[JOB] Every line of the data that contains the string "рынке" must be copied.

Dataset entries:
┏━━

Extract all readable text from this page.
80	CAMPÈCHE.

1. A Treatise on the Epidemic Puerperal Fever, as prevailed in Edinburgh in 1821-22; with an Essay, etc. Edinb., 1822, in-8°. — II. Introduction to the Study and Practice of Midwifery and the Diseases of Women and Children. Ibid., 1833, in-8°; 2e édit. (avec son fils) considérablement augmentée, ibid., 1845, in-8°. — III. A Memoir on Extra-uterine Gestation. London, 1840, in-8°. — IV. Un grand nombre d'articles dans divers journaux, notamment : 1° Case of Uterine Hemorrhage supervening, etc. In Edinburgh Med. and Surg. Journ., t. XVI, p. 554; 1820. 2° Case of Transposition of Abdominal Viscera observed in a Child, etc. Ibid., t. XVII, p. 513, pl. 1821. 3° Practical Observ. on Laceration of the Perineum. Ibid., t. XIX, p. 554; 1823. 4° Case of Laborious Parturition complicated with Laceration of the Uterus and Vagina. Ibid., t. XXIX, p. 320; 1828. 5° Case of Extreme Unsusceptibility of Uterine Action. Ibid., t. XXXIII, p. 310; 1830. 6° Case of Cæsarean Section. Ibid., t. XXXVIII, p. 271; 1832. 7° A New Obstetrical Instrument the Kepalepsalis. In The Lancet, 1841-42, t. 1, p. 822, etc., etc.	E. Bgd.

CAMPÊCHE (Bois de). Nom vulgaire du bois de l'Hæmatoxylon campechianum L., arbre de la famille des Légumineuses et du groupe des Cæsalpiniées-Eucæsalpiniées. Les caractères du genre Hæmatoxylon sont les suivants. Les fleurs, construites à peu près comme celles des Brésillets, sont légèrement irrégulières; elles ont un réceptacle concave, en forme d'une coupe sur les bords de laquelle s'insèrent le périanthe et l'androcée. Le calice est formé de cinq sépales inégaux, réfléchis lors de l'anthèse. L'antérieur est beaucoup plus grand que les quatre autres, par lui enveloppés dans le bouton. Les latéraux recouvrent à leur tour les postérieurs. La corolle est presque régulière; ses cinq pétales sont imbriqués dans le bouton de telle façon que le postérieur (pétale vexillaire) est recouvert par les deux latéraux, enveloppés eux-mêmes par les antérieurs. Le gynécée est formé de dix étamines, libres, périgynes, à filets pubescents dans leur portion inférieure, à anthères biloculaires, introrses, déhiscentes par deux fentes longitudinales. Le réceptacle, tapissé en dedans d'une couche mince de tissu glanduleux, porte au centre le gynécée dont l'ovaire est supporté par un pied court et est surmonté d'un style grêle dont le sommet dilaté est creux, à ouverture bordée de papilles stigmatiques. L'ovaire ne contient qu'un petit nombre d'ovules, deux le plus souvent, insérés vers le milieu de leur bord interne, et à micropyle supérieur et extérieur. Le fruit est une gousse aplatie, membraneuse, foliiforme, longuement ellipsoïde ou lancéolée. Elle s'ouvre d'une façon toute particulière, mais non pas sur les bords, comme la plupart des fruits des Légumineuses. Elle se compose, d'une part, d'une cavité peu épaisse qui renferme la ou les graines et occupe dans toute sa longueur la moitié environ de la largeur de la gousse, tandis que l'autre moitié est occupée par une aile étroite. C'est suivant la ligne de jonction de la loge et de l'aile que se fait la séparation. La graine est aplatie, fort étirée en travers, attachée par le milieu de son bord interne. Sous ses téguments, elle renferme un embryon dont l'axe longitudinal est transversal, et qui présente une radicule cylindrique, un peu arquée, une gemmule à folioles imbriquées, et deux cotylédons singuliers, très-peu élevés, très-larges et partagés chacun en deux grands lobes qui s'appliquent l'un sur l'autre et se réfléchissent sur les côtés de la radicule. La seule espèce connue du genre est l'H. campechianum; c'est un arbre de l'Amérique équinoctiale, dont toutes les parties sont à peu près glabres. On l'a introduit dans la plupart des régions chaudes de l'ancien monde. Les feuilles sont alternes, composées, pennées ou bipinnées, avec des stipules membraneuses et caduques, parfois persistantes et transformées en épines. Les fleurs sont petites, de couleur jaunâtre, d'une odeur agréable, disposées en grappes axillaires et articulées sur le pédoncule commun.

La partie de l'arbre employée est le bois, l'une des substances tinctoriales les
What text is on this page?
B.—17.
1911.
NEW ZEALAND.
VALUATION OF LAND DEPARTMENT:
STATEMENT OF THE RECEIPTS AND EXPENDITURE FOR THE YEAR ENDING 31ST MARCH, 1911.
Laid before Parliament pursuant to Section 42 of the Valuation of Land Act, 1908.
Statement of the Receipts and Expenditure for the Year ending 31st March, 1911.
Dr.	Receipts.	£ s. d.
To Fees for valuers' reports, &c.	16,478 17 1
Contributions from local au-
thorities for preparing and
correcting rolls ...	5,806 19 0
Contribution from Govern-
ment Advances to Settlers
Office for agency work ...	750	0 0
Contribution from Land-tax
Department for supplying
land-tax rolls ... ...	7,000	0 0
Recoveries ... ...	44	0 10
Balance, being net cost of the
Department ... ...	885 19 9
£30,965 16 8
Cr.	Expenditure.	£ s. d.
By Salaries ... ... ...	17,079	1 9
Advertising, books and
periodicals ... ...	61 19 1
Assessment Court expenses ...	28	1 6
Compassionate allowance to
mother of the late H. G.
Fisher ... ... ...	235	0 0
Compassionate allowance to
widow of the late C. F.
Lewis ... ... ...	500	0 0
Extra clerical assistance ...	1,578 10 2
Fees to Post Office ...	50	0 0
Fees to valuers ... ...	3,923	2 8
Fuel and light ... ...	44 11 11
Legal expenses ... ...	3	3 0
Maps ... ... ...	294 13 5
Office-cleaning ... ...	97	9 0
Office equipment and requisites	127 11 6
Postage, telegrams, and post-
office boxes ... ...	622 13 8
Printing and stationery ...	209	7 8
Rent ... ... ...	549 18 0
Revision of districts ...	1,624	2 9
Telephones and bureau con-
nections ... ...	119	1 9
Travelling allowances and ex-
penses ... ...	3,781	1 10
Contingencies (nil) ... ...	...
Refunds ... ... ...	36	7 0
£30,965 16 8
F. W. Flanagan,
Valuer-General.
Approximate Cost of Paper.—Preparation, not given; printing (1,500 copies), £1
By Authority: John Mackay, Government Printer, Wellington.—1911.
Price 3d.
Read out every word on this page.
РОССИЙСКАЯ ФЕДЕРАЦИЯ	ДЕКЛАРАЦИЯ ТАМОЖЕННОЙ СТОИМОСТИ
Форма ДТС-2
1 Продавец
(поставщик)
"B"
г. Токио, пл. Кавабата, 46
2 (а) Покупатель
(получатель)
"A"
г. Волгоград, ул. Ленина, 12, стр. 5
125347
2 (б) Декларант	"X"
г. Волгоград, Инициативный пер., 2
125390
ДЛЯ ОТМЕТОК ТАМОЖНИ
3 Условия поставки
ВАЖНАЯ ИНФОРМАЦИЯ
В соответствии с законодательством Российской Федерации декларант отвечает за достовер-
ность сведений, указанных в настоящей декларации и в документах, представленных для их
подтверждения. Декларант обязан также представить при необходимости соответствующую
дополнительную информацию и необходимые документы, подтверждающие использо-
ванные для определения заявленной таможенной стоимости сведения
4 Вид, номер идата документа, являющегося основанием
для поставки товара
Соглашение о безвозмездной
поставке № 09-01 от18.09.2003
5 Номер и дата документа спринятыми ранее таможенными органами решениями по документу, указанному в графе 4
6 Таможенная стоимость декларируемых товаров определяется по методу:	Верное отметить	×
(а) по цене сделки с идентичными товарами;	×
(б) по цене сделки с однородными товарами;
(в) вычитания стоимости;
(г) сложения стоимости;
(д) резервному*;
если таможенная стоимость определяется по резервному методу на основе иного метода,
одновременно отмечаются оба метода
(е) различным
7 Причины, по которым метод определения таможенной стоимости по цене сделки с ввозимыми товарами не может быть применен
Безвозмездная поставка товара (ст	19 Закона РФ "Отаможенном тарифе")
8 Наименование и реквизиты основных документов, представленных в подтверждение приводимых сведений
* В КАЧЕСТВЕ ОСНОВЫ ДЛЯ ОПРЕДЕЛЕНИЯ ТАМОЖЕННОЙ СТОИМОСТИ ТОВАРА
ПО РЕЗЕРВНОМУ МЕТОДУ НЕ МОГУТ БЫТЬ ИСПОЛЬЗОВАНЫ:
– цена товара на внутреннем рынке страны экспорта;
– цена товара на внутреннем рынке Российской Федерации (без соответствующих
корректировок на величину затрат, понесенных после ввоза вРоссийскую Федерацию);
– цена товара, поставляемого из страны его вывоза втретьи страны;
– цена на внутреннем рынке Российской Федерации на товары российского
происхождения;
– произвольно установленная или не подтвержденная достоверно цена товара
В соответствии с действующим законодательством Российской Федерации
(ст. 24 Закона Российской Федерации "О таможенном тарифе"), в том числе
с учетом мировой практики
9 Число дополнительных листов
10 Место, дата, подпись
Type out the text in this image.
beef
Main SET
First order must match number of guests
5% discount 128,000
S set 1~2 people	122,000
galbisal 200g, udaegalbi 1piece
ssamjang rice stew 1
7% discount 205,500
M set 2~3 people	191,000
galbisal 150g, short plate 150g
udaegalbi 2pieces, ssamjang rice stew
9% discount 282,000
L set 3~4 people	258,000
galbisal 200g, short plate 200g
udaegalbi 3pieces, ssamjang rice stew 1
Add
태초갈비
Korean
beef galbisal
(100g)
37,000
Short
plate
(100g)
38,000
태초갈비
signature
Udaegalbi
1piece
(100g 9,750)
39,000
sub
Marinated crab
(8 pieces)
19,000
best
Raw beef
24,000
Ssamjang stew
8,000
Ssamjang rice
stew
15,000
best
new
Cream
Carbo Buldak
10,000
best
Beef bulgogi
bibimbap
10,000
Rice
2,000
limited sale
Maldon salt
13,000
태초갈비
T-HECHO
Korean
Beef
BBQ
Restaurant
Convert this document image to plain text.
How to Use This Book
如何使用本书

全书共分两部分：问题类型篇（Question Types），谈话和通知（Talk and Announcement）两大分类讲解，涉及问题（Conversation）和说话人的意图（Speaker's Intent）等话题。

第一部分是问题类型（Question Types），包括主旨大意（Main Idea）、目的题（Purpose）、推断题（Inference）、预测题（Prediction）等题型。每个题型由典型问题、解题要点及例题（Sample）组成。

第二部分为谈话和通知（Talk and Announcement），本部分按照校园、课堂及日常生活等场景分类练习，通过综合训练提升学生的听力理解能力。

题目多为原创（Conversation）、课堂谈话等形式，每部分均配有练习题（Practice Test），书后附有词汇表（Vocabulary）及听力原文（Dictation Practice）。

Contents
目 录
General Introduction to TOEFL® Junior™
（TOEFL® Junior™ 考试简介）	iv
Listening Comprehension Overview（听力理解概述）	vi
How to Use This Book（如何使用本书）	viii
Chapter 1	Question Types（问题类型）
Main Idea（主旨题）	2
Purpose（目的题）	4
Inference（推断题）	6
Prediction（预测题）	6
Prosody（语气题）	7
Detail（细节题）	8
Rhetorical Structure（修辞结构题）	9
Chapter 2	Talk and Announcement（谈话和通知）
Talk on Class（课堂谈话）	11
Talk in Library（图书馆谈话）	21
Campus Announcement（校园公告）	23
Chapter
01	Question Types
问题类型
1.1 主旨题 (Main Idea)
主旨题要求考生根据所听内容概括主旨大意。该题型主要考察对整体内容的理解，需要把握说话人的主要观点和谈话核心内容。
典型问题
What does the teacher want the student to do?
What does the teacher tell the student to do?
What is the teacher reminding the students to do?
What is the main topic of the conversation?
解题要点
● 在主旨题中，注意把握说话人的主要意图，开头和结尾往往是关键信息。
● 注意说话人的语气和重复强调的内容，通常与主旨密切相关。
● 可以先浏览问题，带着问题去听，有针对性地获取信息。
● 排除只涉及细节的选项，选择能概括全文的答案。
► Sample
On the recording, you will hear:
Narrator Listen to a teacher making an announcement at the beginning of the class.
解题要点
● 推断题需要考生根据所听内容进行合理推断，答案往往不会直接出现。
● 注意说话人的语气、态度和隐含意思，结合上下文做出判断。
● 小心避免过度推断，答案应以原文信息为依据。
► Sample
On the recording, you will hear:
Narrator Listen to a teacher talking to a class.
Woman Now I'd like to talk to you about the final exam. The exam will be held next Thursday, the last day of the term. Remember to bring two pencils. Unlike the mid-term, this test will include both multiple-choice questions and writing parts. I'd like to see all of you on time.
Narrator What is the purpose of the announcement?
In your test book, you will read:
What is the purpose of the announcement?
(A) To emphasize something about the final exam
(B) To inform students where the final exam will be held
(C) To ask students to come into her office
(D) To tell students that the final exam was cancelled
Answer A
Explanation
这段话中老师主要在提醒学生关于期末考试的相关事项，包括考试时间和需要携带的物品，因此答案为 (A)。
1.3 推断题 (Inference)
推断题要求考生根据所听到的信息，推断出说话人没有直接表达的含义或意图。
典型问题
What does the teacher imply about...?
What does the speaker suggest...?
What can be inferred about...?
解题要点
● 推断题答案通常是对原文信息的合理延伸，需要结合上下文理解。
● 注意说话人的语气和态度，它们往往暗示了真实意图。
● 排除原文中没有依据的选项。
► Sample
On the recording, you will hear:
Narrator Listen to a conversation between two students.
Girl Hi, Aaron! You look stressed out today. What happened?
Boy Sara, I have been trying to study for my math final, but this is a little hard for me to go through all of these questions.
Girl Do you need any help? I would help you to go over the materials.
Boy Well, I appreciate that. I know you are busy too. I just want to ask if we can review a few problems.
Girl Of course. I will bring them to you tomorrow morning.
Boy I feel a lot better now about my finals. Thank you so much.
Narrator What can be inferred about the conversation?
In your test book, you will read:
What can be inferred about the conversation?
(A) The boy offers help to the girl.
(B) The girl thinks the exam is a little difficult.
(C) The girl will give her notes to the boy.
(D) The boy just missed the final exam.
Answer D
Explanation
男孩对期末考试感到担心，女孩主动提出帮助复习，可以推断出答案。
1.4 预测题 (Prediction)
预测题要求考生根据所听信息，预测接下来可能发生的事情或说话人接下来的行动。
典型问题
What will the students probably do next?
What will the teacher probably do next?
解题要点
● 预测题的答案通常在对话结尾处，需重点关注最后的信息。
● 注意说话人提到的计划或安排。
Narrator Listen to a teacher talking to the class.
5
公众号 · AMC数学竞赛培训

┗━━

[TASK RESULT]
– цена товара на внутреннем рынке страны экспорта;
– цена товара на внутреннем рынке Российской Федерации (без соответствующих
– цена на внутреннем рынке Российской Федерации на товары российского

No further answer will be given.